[Dataset entries on figures]

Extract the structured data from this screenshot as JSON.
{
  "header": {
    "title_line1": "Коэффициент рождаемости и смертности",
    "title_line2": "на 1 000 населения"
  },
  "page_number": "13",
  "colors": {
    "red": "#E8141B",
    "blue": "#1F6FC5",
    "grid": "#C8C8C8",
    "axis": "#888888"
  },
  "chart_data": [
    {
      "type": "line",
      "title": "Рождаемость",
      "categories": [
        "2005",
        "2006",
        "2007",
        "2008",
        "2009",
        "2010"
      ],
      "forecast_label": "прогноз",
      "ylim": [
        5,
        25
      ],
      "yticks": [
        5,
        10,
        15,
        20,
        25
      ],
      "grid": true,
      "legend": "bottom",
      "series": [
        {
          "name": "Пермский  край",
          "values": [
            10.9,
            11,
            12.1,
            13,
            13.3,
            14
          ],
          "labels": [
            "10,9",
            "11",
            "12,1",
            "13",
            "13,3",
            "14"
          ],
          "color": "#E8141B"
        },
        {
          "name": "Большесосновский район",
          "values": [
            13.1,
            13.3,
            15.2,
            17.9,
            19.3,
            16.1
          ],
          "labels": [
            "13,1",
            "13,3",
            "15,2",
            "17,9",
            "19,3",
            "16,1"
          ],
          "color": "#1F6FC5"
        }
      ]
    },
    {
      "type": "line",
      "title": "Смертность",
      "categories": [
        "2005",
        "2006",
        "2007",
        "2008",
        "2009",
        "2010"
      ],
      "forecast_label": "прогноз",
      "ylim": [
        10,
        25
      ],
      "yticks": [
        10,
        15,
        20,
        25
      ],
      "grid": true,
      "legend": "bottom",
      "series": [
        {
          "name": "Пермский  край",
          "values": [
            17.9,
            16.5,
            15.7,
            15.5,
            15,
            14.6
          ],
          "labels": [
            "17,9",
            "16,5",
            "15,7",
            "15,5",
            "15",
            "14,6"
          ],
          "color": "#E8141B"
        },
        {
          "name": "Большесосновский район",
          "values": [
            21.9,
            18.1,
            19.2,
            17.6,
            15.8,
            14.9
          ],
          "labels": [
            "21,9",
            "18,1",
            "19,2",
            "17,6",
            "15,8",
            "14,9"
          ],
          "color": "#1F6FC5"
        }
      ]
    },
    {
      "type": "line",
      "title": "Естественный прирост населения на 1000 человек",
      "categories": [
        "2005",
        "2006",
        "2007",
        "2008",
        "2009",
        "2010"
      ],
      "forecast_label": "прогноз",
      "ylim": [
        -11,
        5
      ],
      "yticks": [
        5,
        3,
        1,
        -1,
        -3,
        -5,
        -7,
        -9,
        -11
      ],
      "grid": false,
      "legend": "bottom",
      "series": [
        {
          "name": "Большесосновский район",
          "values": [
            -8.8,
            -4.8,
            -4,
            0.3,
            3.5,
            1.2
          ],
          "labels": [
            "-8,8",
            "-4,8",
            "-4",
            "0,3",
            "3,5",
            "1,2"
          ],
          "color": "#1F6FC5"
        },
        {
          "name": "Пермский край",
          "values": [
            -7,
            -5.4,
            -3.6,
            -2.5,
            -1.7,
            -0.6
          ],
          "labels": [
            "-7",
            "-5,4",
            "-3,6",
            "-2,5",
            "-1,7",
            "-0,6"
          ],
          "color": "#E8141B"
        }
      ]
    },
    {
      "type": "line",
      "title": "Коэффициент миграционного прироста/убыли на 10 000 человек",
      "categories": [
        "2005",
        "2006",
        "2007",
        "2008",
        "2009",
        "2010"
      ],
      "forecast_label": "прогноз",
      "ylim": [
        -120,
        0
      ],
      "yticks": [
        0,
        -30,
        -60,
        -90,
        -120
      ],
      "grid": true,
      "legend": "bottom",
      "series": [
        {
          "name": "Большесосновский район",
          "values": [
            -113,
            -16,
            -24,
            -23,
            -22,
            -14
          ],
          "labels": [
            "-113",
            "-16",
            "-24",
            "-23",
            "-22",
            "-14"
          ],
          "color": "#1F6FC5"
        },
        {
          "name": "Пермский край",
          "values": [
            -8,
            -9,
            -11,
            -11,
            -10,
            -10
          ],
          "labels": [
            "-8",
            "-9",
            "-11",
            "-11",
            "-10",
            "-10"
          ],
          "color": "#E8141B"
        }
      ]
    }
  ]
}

* **WHAT YOU ARE ASKED TO DO**
Reproduce the full listing word for word.

* **WORKED ANSWER**
Extract the structured data from this screenshot as JSON.
{
  "header": {
    "title_line1": "Коэффициент рождаемости и смертности",
    "title_line2": "на 1 000 населения"
  },
  "page_number": "13",
  "colors": {
    "red": "#E8141B",
    "blue": "#1F6FC5",
    "grid": "#C8C8C8",
    "axis": "#888888"
  },
  "chart_data": [
    {
      "type": "line",
      "title": "Рождаемость",
      "categories": [
        "2005",
        "2006",
        "2007",
        "2008",
        "2009",
        "2010"
      ],
      "forecast_label": "прогноз",
      "ylim": [
        5,
        25
      ],
      "yticks": [
        5,
        10,
        15,
        20,
        25
      ],
      "grid": true,
      "legend": "bottom",
      "series": [
        {
          "name": "Пермский  край",
          "values": [
            10.9,
            11,
            12.1,
            13,
            13.3,
            14
          ],
          "labels": [
            "10,9",
            "11",
            "12,1",
            "13",
            "13,3",
            "14"
          ],
          "color": "#E8141B"
        },
        {
          "name": "Большесосновский район",
          "values": [
            13.1,
            13.3,
            15.2,
            17.9,
            19.3,
            16.1
          ],
          "labels": [
            "13,1",
            "13,3",
            "15,2",
            "17,9",
            "19,3",
            "16,1"
          ],
          "color": "#1F6FC5"
        }
      ]
    },
    {
      "type": "line",
      "title": "Смертность",
      "categories": [
        "2005",
        "2006",
        "2007",
        "2008",
        "2009",
        "2010"
      ],
      "forecast_label": "прогноз",
      "ylim": [
        10,
        25
      ],
      "yticks": [
        10,
        15,
        20,
        25
      ],
      "grid": true,
      "legend": "bottom",
      "series": [
        {
          "name": "Пермский  край",
          "values": [
            17.9,
            16.5,
            15.7,
            15.5,
            15,
            14.6
          ],
          "labels": [
            "17,9",
            "16,5",
            "15,7",
            "15,5",
            "15",
            "14,6"
          ],
          "color": "#E8141B"
        },
        {
          "name": "Большесосновский район",
          "values": [
            21.9,
            18.1,
            19.2,
            17.6,
            15.8,
            14.9
          ],
          "labels": [
            "21,9",
            "18,1",
            "19,2",
            "17,6",
            "15,8",
            "14,9"
          ],
          "color": "#1F6FC5"
        }
      ]
    },
    {
      "type": "line",
      "title": "Естественный прирост населения на 1000 человек",
      "categories": [
        "2005",
        "2006",
        "2007",
        "2008",
        "2009",
        "2010"
      ],
      "forecast_label": "прогноз",
      "ylim": [
        -11,
        5
      ],
      "yticks": [
        5,
        3,
        1,
        -1,
        -3,
        -5,
        -7,
        -9,
        -11
      ],
      "grid": false,
      "legend": "bottom",
      "series": [
        {
          "name": "Большесосновский район",
          "values": [
            -8.8,
            -4.8,
            -4,
            0.3,
            3.5,
            1.2
          ],
          "labels": [
            "-8,8",
            "-4,8",
            "-4",
            "0,3",
            "3,5",
            "1,2"
          ],
          "color": "#1F6FC5"
        },
        {
          "name": "Пермский край",
          "values": [
            -7,
            -5.4,
            -3.6,
            -2.5,
            -1.7,
            -0.6
          ],
          "labels": [
            "-7",
            "-5,4",
            "-3,6",
            "-2,5",
            "-1,7",
            "-0,6"
          ],
          "color": "#E8141B"
        }
      ]
    },
    {
      "type": "line",
      "title": "Коэффициент миграционного прироста/убыли на 10 000 человек",
      "categories": [
        "2005",
        "2006",
        "2007",
        "2008",
        "2009",
        "2010"
      ],
      "forecast_label": "прогноз",
      "ylim": [
        -120,
        0
      ],
      "yticks": [
        0,
        -30,
        -60,
        -90,
        -120
      ],
      "grid": true,
      "legend": "bottom",
      "series": [
        {
          "name": "Большесосновский район",
          "values": [
            -113,
            -16,
            -24,
            -23,
            -22,
            -14
          ],
          "labels": [
            "-113",
            "-16",
            "-24",
            "-23",
            "-22",
            "-14"
          ],
          "color": "#1F6FC5"
        },
        {
          "name": "Пермский край",
          "values": [
            -8,
            -9,
            -11,
            -11,
            -10,
            -10
          ],
          "labels": [
            "-8",
            "-9",
            "-11",
            "-11",
            "-10",
            "-10"
          ],
          "color": "#E8141B"
        }
      ]
    }
  ]
}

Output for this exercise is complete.